▶ **WHAT IS BEING ASKED**
Tally how many lines include "this". The number is the whole answer.

[Data entries]

○ ○ ○

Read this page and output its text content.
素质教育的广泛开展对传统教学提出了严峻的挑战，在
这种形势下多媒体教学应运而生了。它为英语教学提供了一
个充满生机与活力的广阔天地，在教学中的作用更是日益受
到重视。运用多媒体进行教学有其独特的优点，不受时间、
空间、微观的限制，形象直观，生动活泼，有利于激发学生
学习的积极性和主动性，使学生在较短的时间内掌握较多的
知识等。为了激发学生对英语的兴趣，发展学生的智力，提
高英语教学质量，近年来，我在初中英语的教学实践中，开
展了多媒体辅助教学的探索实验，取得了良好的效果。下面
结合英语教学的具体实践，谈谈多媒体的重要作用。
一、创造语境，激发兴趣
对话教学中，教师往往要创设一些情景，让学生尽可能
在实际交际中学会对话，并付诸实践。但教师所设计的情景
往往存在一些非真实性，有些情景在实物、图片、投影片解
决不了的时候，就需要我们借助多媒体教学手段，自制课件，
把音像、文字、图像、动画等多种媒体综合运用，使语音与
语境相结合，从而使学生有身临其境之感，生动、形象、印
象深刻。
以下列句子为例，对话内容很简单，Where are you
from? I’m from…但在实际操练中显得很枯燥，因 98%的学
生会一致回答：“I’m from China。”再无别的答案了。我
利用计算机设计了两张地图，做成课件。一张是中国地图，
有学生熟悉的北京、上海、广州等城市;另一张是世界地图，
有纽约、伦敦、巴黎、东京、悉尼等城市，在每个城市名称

○ ○ ○

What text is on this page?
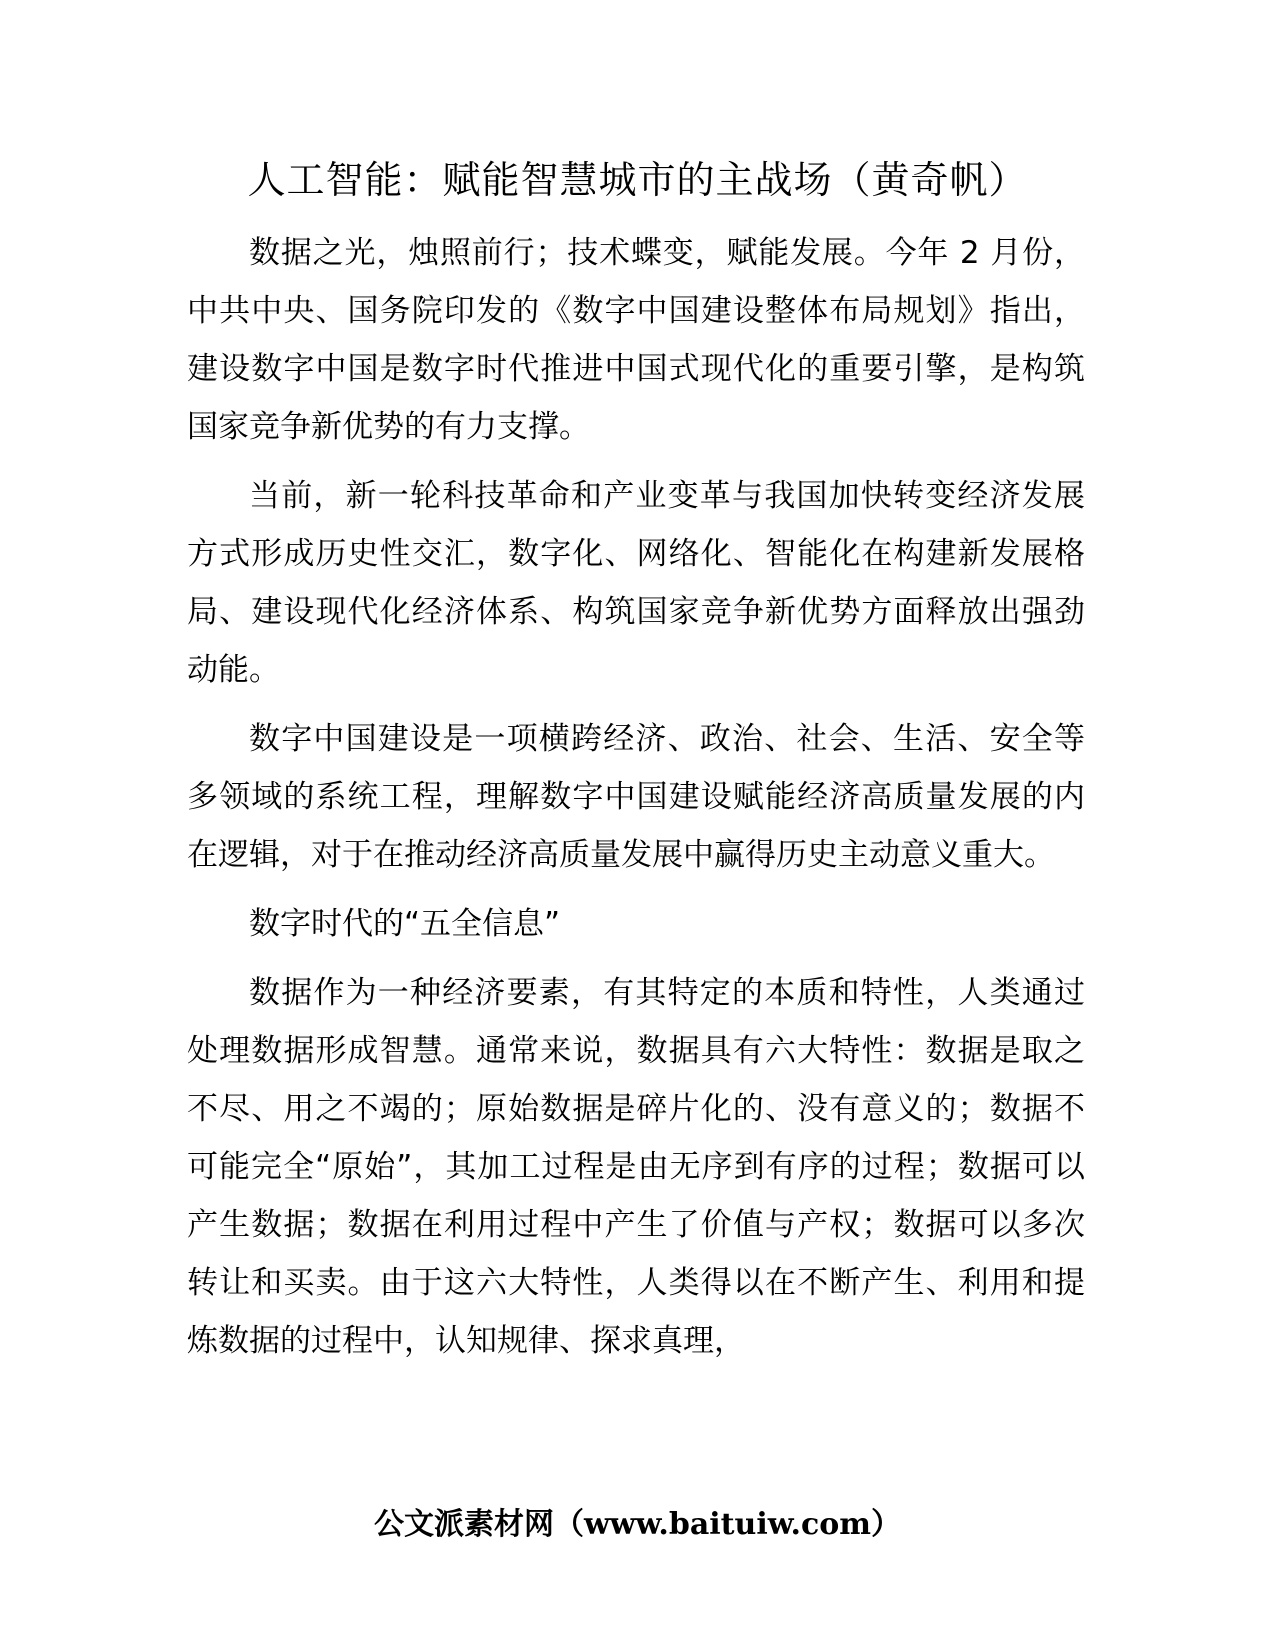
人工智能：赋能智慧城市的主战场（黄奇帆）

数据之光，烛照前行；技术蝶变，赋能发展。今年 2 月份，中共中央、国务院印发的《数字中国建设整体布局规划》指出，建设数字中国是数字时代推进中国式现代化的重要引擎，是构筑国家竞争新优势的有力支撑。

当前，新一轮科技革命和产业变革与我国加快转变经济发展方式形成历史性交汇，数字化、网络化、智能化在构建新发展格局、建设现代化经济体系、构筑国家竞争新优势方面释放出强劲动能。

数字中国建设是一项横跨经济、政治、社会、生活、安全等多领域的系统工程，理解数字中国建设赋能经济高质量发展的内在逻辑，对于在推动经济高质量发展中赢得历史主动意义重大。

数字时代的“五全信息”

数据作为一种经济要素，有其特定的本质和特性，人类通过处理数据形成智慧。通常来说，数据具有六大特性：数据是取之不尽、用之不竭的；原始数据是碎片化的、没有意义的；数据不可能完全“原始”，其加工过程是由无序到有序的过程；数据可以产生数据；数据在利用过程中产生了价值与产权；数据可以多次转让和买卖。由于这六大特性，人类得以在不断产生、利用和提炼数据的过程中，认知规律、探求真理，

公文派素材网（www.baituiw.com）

○ ○ ○

▶ **COMPLETE RESPONSE**
2